(Task objective) Copy out the lines that have "Ensemble" in them.
________
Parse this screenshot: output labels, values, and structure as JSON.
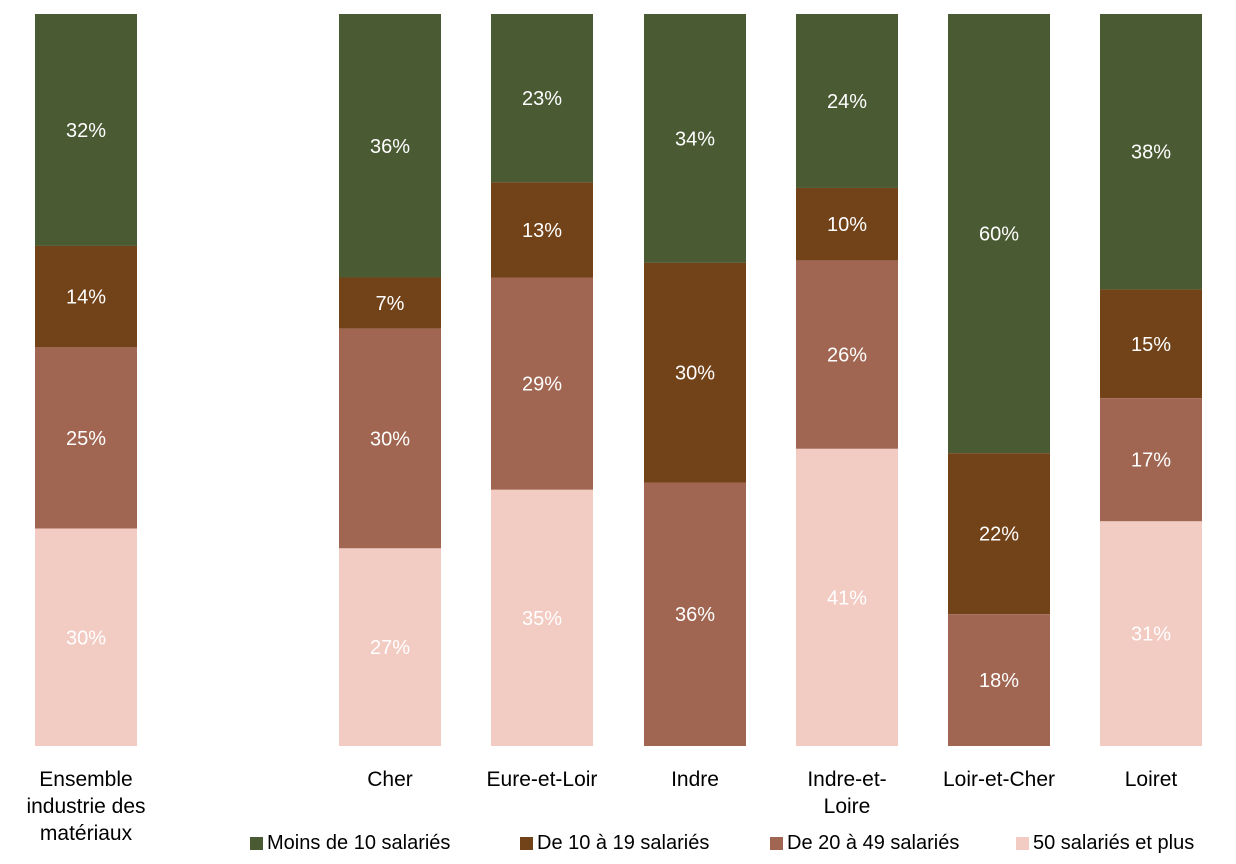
{
  "chart_data": {
    "type": "bar",
    "stacked": true,
    "percent": true,
    "categories": [
      "Ensemble industrie des matériaux",
      "Cher",
      "Eure-et-Loir",
      "Indre",
      "Indre-et-Loire",
      "Loir-et-Cher",
      "Loiret"
    ],
    "category_label_lines": [
      [
        "Ensemble",
        "industrie des",
        "matériaux"
      ],
      [
        "Cher"
      ],
      [
        "Eure-et-Loir"
      ],
      [
        "Indre"
      ],
      [
        "Indre-et-",
        "Loire"
      ],
      [
        "Loir-et-Cher"
      ],
      [
        "Loiret"
      ]
    ],
    "series": [
      {
        "name": "Moins de 10 salariés",
        "color": "#4a5a32",
        "label_color": "#ffffff",
        "values": [
          32,
          36,
          23,
          34,
          24,
          60,
          38
        ],
        "labels": [
          "32%",
          "36%",
          "23%",
          "34%",
          "24%",
          "60%",
          "38%"
        ]
      },
      {
        "name": "De 10 à 19 salariés",
        "color": "#724218",
        "label_color": "#ffffff",
        "values": [
          14,
          7,
          13,
          30,
          10,
          22,
          15
        ],
        "labels": [
          "14%",
          "7%",
          "13%",
          "30%",
          "10%",
          "22%",
          "15%"
        ]
      },
      {
        "name": "De 20 à 49 salariés",
        "color": "#a06651",
        "label_color": "#ffffff",
        "values": [
          25,
          30,
          29,
          36,
          26,
          18,
          17
        ],
        "labels": [
          "25%",
          "30%",
          "29%",
          "36%",
          "26%",
          "18%",
          "17%"
        ]
      },
      {
        "name": "50 salariés et plus",
        "color": "#f2cbc3",
        "label_color": "#ffffff",
        "values": [
          30,
          27,
          35,
          0,
          41,
          0,
          31
        ],
        "labels": [
          "30%",
          "27%",
          "35%",
          "",
          "41%",
          "",
          "31%"
        ]
      }
    ],
    "ylim": [
      0,
      100
    ],
    "grid": false,
    "legend_position": "bottom"
  }
}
________
(Result of the task)
      "Ensemble industrie des matériaux",
        "Ensemble",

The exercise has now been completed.